Stored items from a collection:
start
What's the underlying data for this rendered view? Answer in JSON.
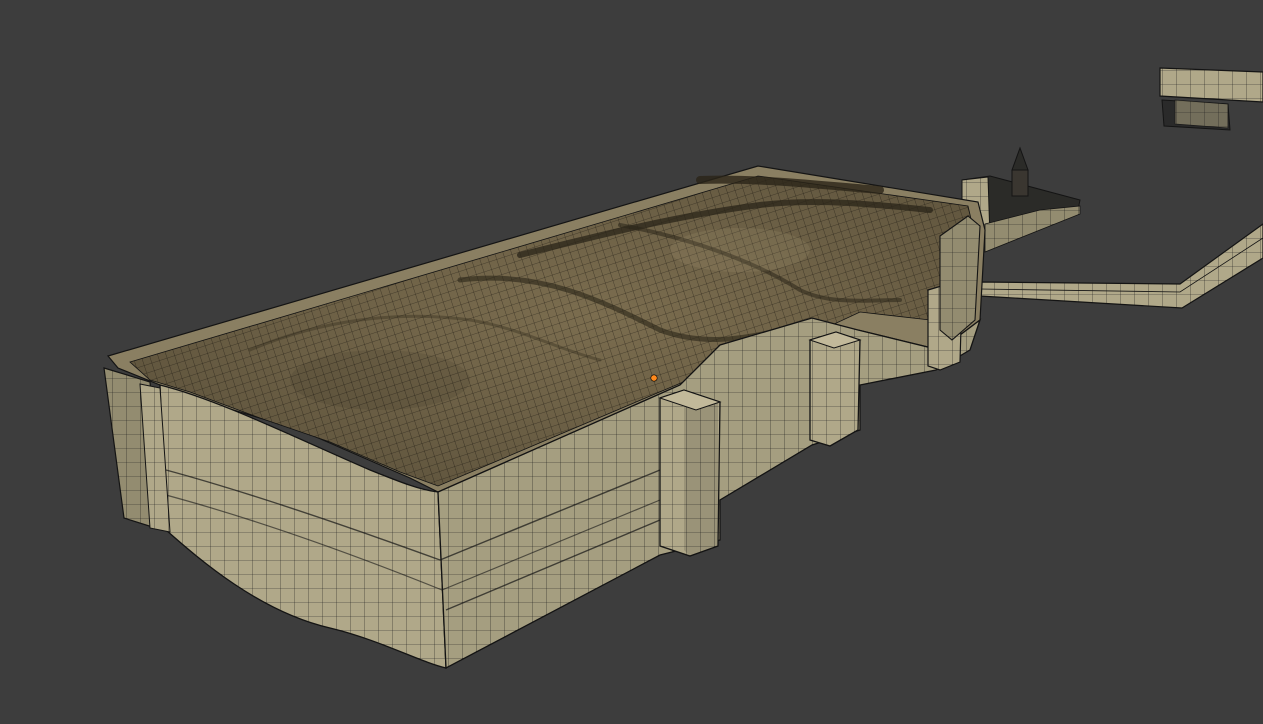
{
  "viewport": {
    "background_color": "#3d3d3d",
    "wire_color": "#141414",
    "wall_color": "#b2aa8c",
    "wall_shadow_color": "#8a8369",
    "terrain_color": "#7d6f50",
    "terrain_dark_color": "#4a4030",
    "origin_marker_color": "#ff8a1c"
  },
  "scene": {
    "objects": [
      {
        "name": "retaining-wall-block"
      },
      {
        "name": "terrain-mesh"
      },
      {
        "name": "wall-pillar"
      },
      {
        "name": "gate-structure"
      },
      {
        "name": "wall-segment-right"
      },
      {
        "name": "wall-segment-far"
      }
    ]
  }
}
end
What is required: Collect from the data above every line that includes "name".

Result for this task:
        "name": "retaining-wall-block"
        "name": "terrain-mesh"
        "name": "wall-pillar"
        "name": "gate-structure"
        "name": "wall-segment-right"
        "name": "wall-segment-far"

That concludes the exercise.